What the exercise asks. Quote the data below in full, minus the images.

+ + +

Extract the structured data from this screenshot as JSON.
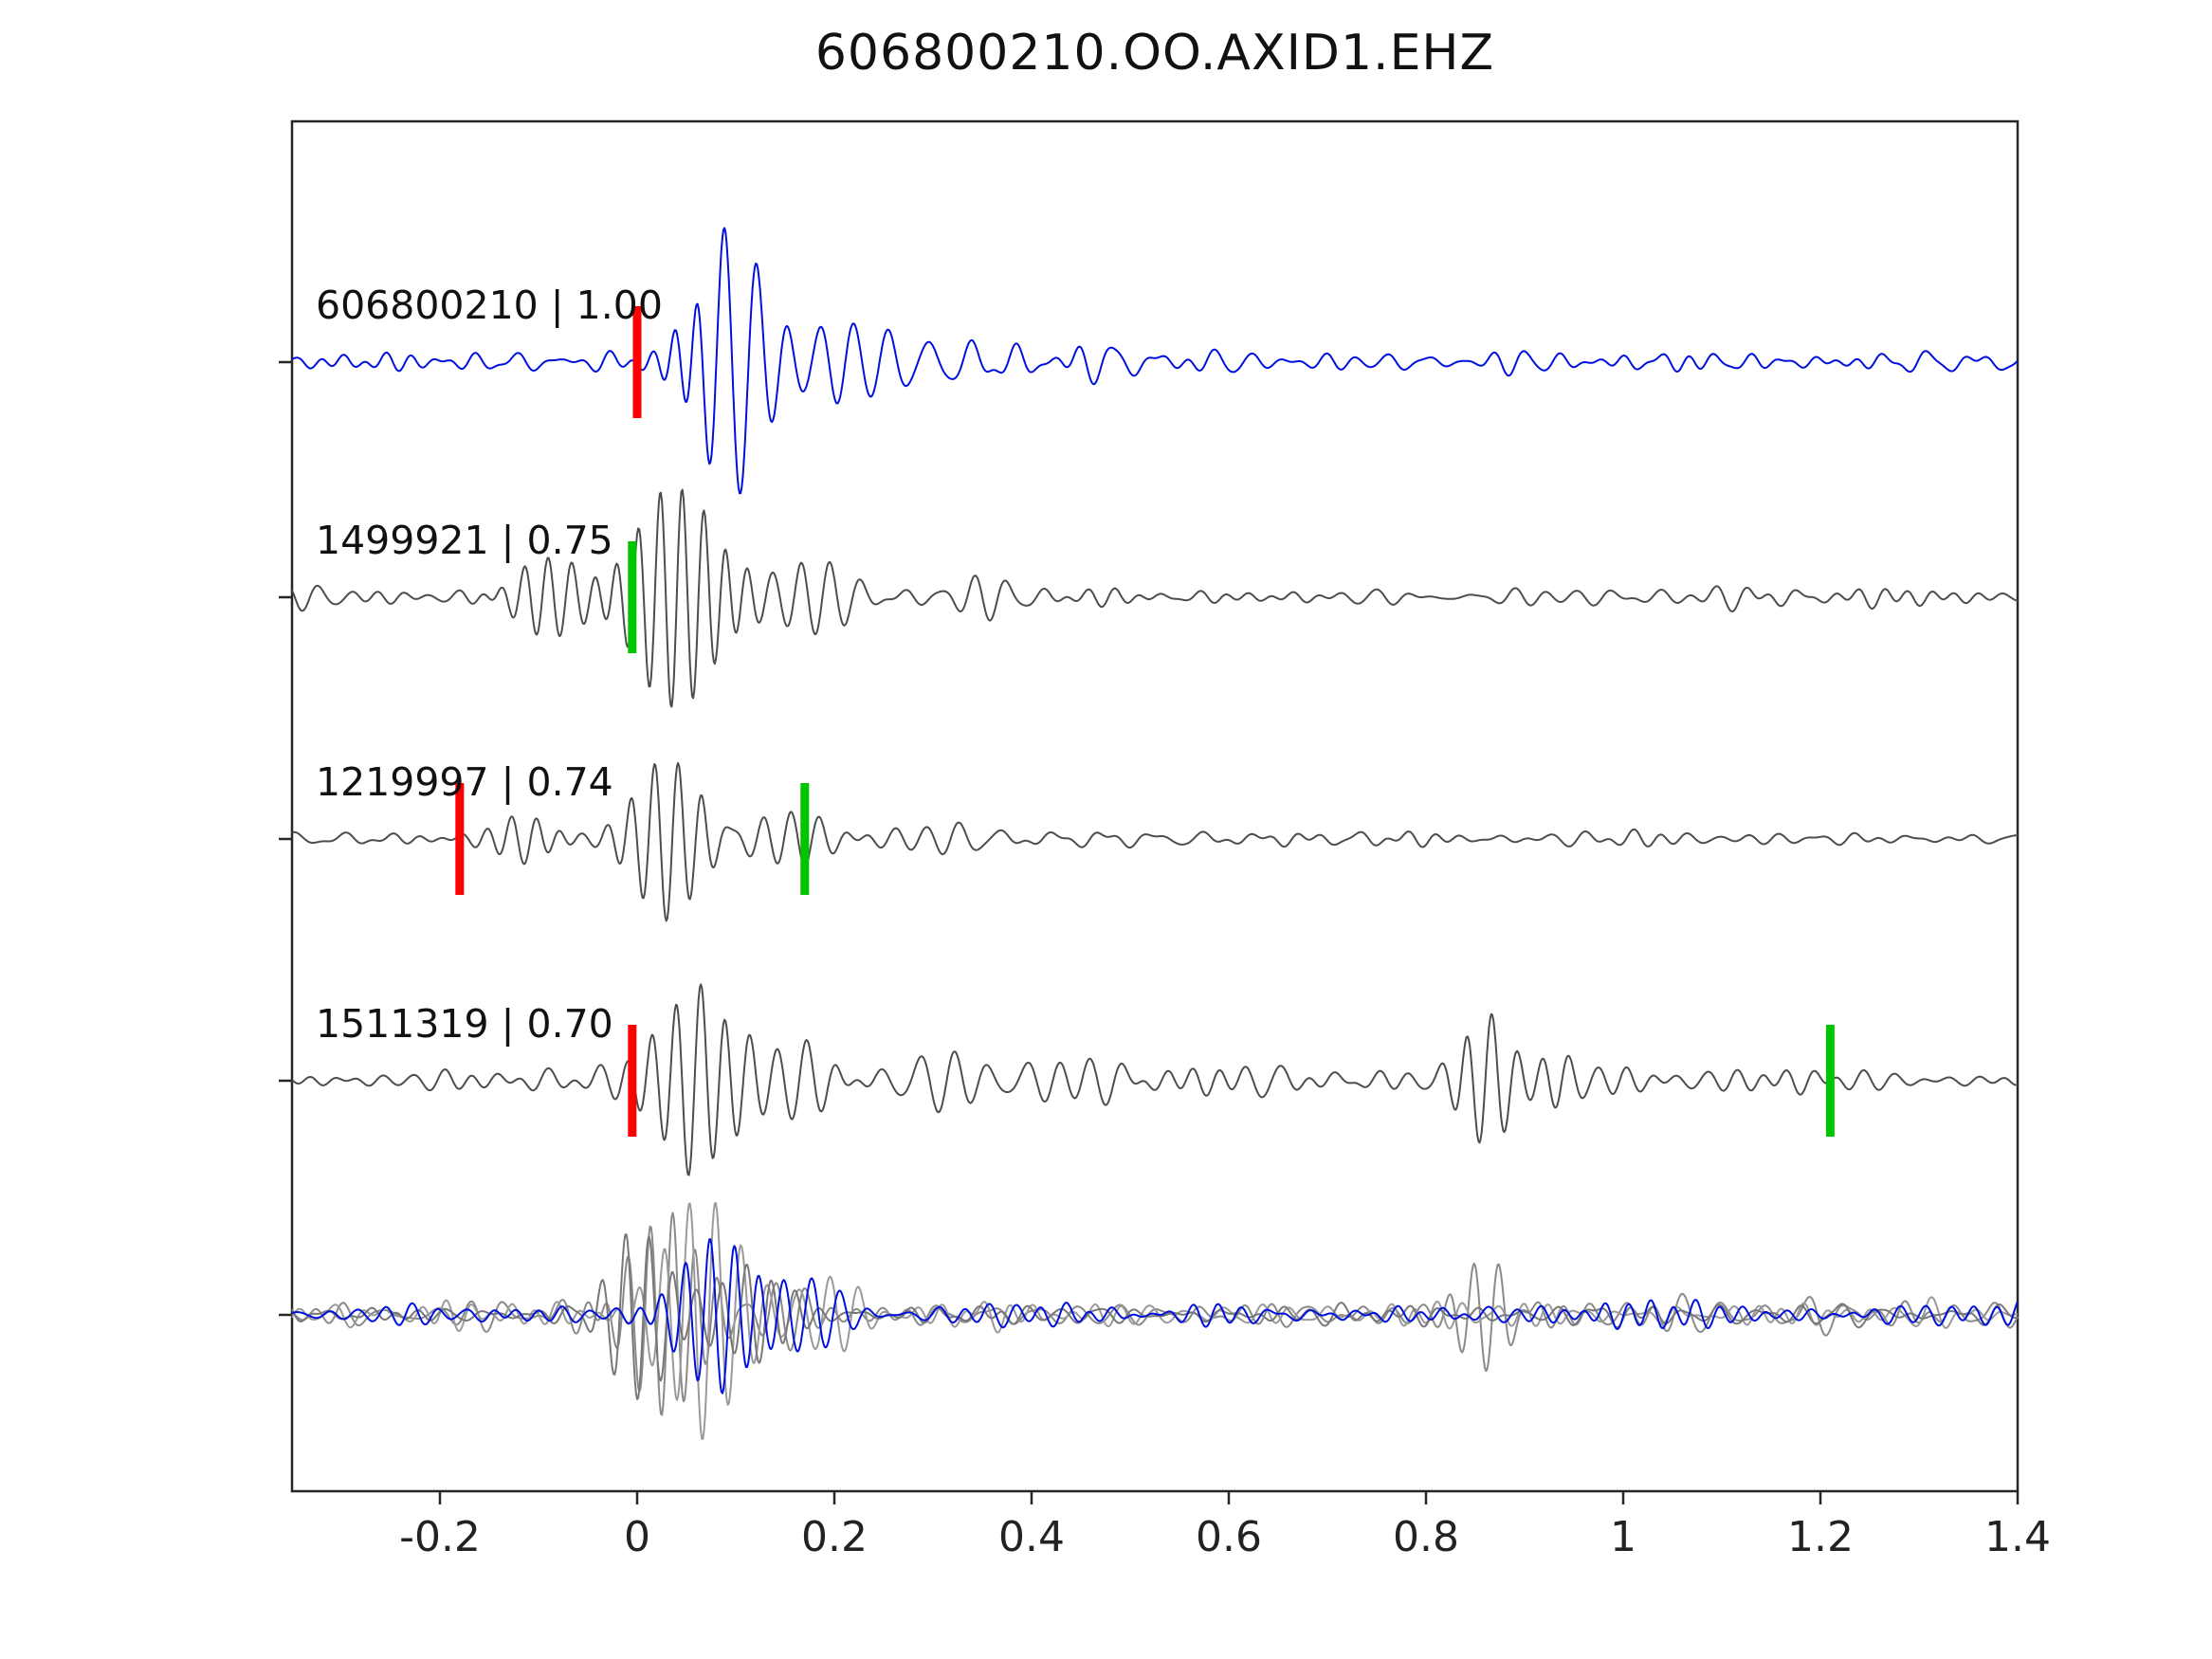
{
  "page": {
    "title": "606800210.OO.AXID1.EHZ"
  },
  "chart_data": {
    "type": "line",
    "title": "606800210.OO.AXID1.EHZ",
    "xlabel": "",
    "ylabel": "",
    "grid": false,
    "legend": "none",
    "xlim": [
      -0.35,
      1.4
    ],
    "x_ticks": [
      -0.2,
      0,
      0.2,
      0.4,
      0.6,
      0.8,
      1,
      1.2,
      1.4
    ],
    "x_tick_labels": [
      "-0.2",
      "0",
      "0.2",
      "0.4",
      "0.6",
      "0.8",
      "1",
      "1.2",
      "1.4"
    ],
    "colors": {
      "pick_red": "#ff0000",
      "pick_green": "#00c400",
      "trace_blue": "#0010dd",
      "trace_gray": "#4d4d4d",
      "axis": "#262626"
    },
    "traces": [
      {
        "id": "606800210",
        "label": "606800210 | 1.00",
        "correlation": 1.0,
        "color": "#0010dd",
        "baseline": 382,
        "seed": 101,
        "noise": {
          "amp": 5.5,
          "fmin": 18,
          "fmax": 48,
          "n": 26
        },
        "packets": [
          {
            "t0": 0.1,
            "sigma": 0.04,
            "amp": 145,
            "freq": 30
          },
          {
            "t0": 0.05,
            "sigma": 0.025,
            "amp": 60,
            "freq": 38
          },
          {
            "t0": 0.2,
            "sigma": 0.05,
            "amp": 45,
            "freq": 28
          },
          {
            "t0": 0.32,
            "sigma": 0.08,
            "amp": 18,
            "freq": 24
          }
        ],
        "markers": [
          {
            "x": 0.0,
            "color": "#ff0000"
          }
        ]
      },
      {
        "id": "1499921",
        "label": "1499921 | 0.75",
        "correlation": 0.75,
        "color": "#4d4d4d",
        "baseline": 630,
        "seed": 202,
        "noise": {
          "amp": 4.5,
          "fmin": 18,
          "fmax": 46,
          "n": 26
        },
        "packets": [
          {
            "t0": 0.04,
            "sigma": 0.055,
            "amp": 120,
            "freq": 45
          },
          {
            "t0": -0.09,
            "sigma": 0.045,
            "amp": 45,
            "freq": 42
          },
          {
            "t0": 0.18,
            "sigma": 0.05,
            "amp": 42,
            "freq": 34
          },
          {
            "t0": 0.33,
            "sigma": 0.09,
            "amp": 18,
            "freq": 28
          }
        ],
        "markers": [
          {
            "x": -0.005,
            "color": "#00c400"
          }
        ]
      },
      {
        "id": "1219997",
        "label": "1219997 | 0.74",
        "correlation": 0.74,
        "color": "#4d4d4d",
        "baseline": 885,
        "seed": 303,
        "noise": {
          "amp": 4.0,
          "fmin": 18,
          "fmax": 46,
          "n": 26
        },
        "packets": [
          {
            "t0": 0.03,
            "sigma": 0.045,
            "amp": 85,
            "freq": 42
          },
          {
            "t0": -0.11,
            "sigma": 0.04,
            "amp": 22,
            "freq": 40
          },
          {
            "t0": 0.16,
            "sigma": 0.05,
            "amp": 35,
            "freq": 36
          },
          {
            "t0": 0.3,
            "sigma": 0.08,
            "amp": 14,
            "freq": 30
          }
        ],
        "markers": [
          {
            "x": -0.18,
            "color": "#ff0000"
          },
          {
            "x": 0.17,
            "color": "#00c400"
          }
        ]
      },
      {
        "id": "1511319",
        "label": "1511319 | 0.70",
        "correlation": 0.7,
        "color": "#4d4d4d",
        "baseline": 1140,
        "seed": 404,
        "noise": {
          "amp": 6.5,
          "fmin": 16,
          "fmax": 44,
          "n": 28
        },
        "packets": [
          {
            "t0": 0.06,
            "sigma": 0.05,
            "amp": 100,
            "freq": 40
          },
          {
            "t0": 0.16,
            "sigma": 0.05,
            "amp": 45,
            "freq": 34
          },
          {
            "t0": 0.3,
            "sigma": 0.09,
            "amp": 20,
            "freq": 28
          },
          {
            "t0": 0.86,
            "sigma": 0.035,
            "amp": 62,
            "freq": 40
          },
          {
            "t0": 0.93,
            "sigma": 0.03,
            "amp": 30,
            "freq": 38
          }
        ],
        "markers": [
          {
            "x": -0.005,
            "color": "#ff0000"
          },
          {
            "x": 1.21,
            "color": "#00c400"
          }
        ]
      },
      {
        "id": "stack-gray-1",
        "label": "",
        "correlation": null,
        "color": "#8a8a8a",
        "baseline": 1387,
        "seed": 501,
        "noise": {
          "amp": 6.5,
          "fmin": 16,
          "fmax": 46,
          "n": 26
        },
        "packets": [
          {
            "t0": 0.03,
            "sigma": 0.05,
            "amp": 110,
            "freq": 44
          },
          {
            "t0": 0.15,
            "sigma": 0.05,
            "amp": 40,
            "freq": 34
          },
          {
            "t0": 0.86,
            "sigma": 0.035,
            "amp": 58,
            "freq": 40
          }
        ],
        "markers": []
      },
      {
        "id": "stack-gray-2",
        "label": "",
        "correlation": null,
        "color": "#9a9a9a",
        "baseline": 1387,
        "seed": 502,
        "noise": {
          "amp": 6.5,
          "fmin": 16,
          "fmax": 46,
          "n": 26
        },
        "packets": [
          {
            "t0": 0.07,
            "sigma": 0.055,
            "amp": 125,
            "freq": 38
          },
          {
            "t0": 0.2,
            "sigma": 0.05,
            "amp": 40,
            "freq": 32
          }
        ],
        "markers": []
      },
      {
        "id": "stack-gray-3",
        "label": "",
        "correlation": null,
        "color": "#787878",
        "baseline": 1387,
        "seed": 503,
        "noise": {
          "amp": 5.5,
          "fmin": 16,
          "fmax": 46,
          "n": 26
        },
        "packets": [
          {
            "t0": 0.0,
            "sigma": 0.04,
            "amp": 90,
            "freq": 42
          },
          {
            "t0": 0.12,
            "sigma": 0.05,
            "amp": 55,
            "freq": 40
          }
        ],
        "markers": []
      },
      {
        "id": "stack-blue",
        "label": "",
        "correlation": null,
        "color": "#0010dd",
        "baseline": 1387,
        "seed": 504,
        "noise": {
          "amp": 6.0,
          "fmin": 18,
          "fmax": 48,
          "n": 26
        },
        "packets": [
          {
            "t0": 0.08,
            "sigma": 0.05,
            "amp": 85,
            "freq": 40
          },
          {
            "t0": 0.18,
            "sigma": 0.05,
            "amp": 35,
            "freq": 34
          }
        ],
        "markers": []
      }
    ]
  }
}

+ + +

In response.
Extract the structured data from this screenshot as JSON.
{
  "page": {
    "title": "606800210.OO.AXID1.EHZ"
  },
  "chart_data": {
    "type": "line",
    "title": "606800210.OO.AXID1.EHZ",
    "xlabel": "",
    "ylabel": "",
    "grid": false,
    "legend": "none",
    "xlim": [
      -0.35,
      1.4
    ],
    "x_ticks": [
      -0.2,
      0,
      0.2,
      0.4,
      0.6,
      0.8,
      1,
      1.2,
      1.4
    ],
    "x_tick_labels": [
      "-0.2",
      "0",
      "0.2",
      "0.4",
      "0.6",
      "0.8",
      "1",
      "1.2",
      "1.4"
    ],
    "colors": {
      "pick_red": "#ff0000",
      "pick_green": "#00c400",
      "trace_blue": "#0010dd",
      "trace_gray": "#4d4d4d",
      "axis": "#262626"
    },
    "traces": [
      {
        "id": "606800210",
        "label": "606800210 | 1.00",
        "correlation": 1.0,
        "color": "#0010dd",
        "baseline": 382,
        "seed": 101,
        "noise": {
          "amp": 5.5,
          "fmin": 18,
          "fmax": 48,
          "n": 26
        },
        "packets": [
          {
            "t0": 0.1,
            "sigma": 0.04,
            "amp": 145,
            "freq": 30
          },
          {
            "t0": 0.05,
            "sigma": 0.025,
            "amp": 60,
            "freq": 38
          },
          {
            "t0": 0.2,
            "sigma": 0.05,
            "amp": 45,
            "freq": 28
          },
          {
            "t0": 0.32,
            "sigma": 0.08,
            "amp": 18,
            "freq": 24
          }
        ],
        "markers": [
          {
            "x": 0.0,
            "color": "#ff0000"
          }
        ]
      },
      {
        "id": "1499921",
        "label": "1499921 | 0.75",
        "correlation": 0.75,
        "color": "#4d4d4d",
        "baseline": 630,
        "seed": 202,
        "noise": {
          "amp": 4.5,
          "fmin": 18,
          "fmax": 46,
          "n": 26
        },
        "packets": [
          {
            "t0": 0.04,
            "sigma": 0.055,
            "amp": 120,
            "freq": 45
          },
          {
            "t0": -0.09,
            "sigma": 0.045,
            "amp": 45,
            "freq": 42
          },
          {
            "t0": 0.18,
            "sigma": 0.05,
            "amp": 42,
            "freq": 34
          },
          {
            "t0": 0.33,
            "sigma": 0.09,
            "amp": 18,
            "freq": 28
          }
        ],
        "markers": [
          {
            "x": -0.005,
            "color": "#00c400"
          }
        ]
      },
      {
        "id": "1219997",
        "label": "1219997 | 0.74",
        "correlation": 0.74,
        "color": "#4d4d4d",
        "baseline": 885,
        "seed": 303,
        "noise": {
          "amp": 4.0,
          "fmin": 18,
          "fmax": 46,
          "n": 26
        },
        "packets": [
          {
            "t0": 0.03,
            "sigma": 0.045,
            "amp": 85,
            "freq": 42
          },
          {
            "t0": -0.11,
            "sigma": 0.04,
            "amp": 22,
            "freq": 40
          },
          {
            "t0": 0.16,
            "sigma": 0.05,
            "amp": 35,
            "freq": 36
          },
          {
            "t0": 0.3,
            "sigma": 0.08,
            "amp": 14,
            "freq": 30
          }
        ],
        "markers": [
          {
            "x": -0.18,
            "color": "#ff0000"
          },
          {
            "x": 0.17,
            "color": "#00c400"
          }
        ]
      },
      {
        "id": "1511319",
        "label": "1511319 | 0.70",
        "correlation": 0.7,
        "color": "#4d4d4d",
        "baseline": 1140,
        "seed": 404,
        "noise": {
          "amp": 6.5,
          "fmin": 16,
          "fmax": 44,
          "n": 28
        },
        "packets": [
          {
            "t0": 0.06,
            "sigma": 0.05,
            "amp": 100,
            "freq": 40
          },
          {
            "t0": 0.16,
            "sigma": 0.05,
            "amp": 45,
            "freq": 34
          },
          {
            "t0": 0.3,
            "sigma": 0.09,
            "amp": 20,
            "freq": 28
          },
          {
            "t0": 0.86,
            "sigma": 0.035,
            "amp": 62,
            "freq": 40
          },
          {
            "t0": 0.93,
            "sigma": 0.03,
            "amp": 30,
            "freq": 38
          }
        ],
        "markers": [
          {
            "x": -0.005,
            "color": "#ff0000"
          },
          {
            "x": 1.21,
            "color": "#00c400"
          }
        ]
      },
      {
        "id": "stack-gray-1",
        "label": "",
        "correlation": null,
        "color": "#8a8a8a",
        "baseline": 1387,
        "seed": 501,
        "noise": {
          "amp": 6.5,
          "fmin": 16,
          "fmax": 46,
          "n": 26
        },
        "packets": [
          {
            "t0": 0.03,
            "sigma": 0.05,
            "amp": 110,
            "freq": 44
          },
          {
            "t0": 0.15,
            "sigma": 0.05,
            "amp": 40,
            "freq": 34
          },
          {
            "t0": 0.86,
            "sigma": 0.035,
            "amp": 58,
            "freq": 40
          }
        ],
        "markers": []
      },
      {
        "id": "stack-gray-2",
        "label": "",
        "correlation": null,
        "color": "#9a9a9a",
        "baseline": 1387,
        "seed": 502,
        "noise": {
          "amp": 6.5,
          "fmin": 16,
          "fmax": 46,
          "n": 26
        },
        "packets": [
          {
            "t0": 0.07,
            "sigma": 0.055,
            "amp": 125,
            "freq": 38
          },
          {
            "t0": 0.2,
            "sigma": 0.05,
            "amp": 40,
            "freq": 32
          }
        ],
        "markers": []
      },
      {
        "id": "stack-gray-3",
        "label": "",
        "correlation": null,
        "color": "#787878",
        "baseline": 1387,
        "seed": 503,
        "noise": {
          "amp": 5.5,
          "fmin": 16,
          "fmax": 46,
          "n": 26
        },
        "packets": [
          {
            "t0": 0.0,
            "sigma": 0.04,
            "amp": 90,
            "freq": 42
          },
          {
            "t0": 0.12,
            "sigma": 0.05,
            "amp": 55,
            "freq": 40
          }
        ],
        "markers": []
      },
      {
        "id": "stack-blue",
        "label": "",
        "correlation": null,
        "color": "#0010dd",
        "baseline": 1387,
        "seed": 504,
        "noise": {
          "amp": 6.0,
          "fmin": 18,
          "fmax": 48,
          "n": 26
        },
        "packets": [
          {
            "t0": 0.08,
            "sigma": 0.05,
            "amp": 85,
            "freq": 40
          },
          {
            "t0": 0.18,
            "sigma": 0.05,
            "amp": 35,
            "freq": 34
          }
        ],
        "markers": []
      }
    ]
  }
}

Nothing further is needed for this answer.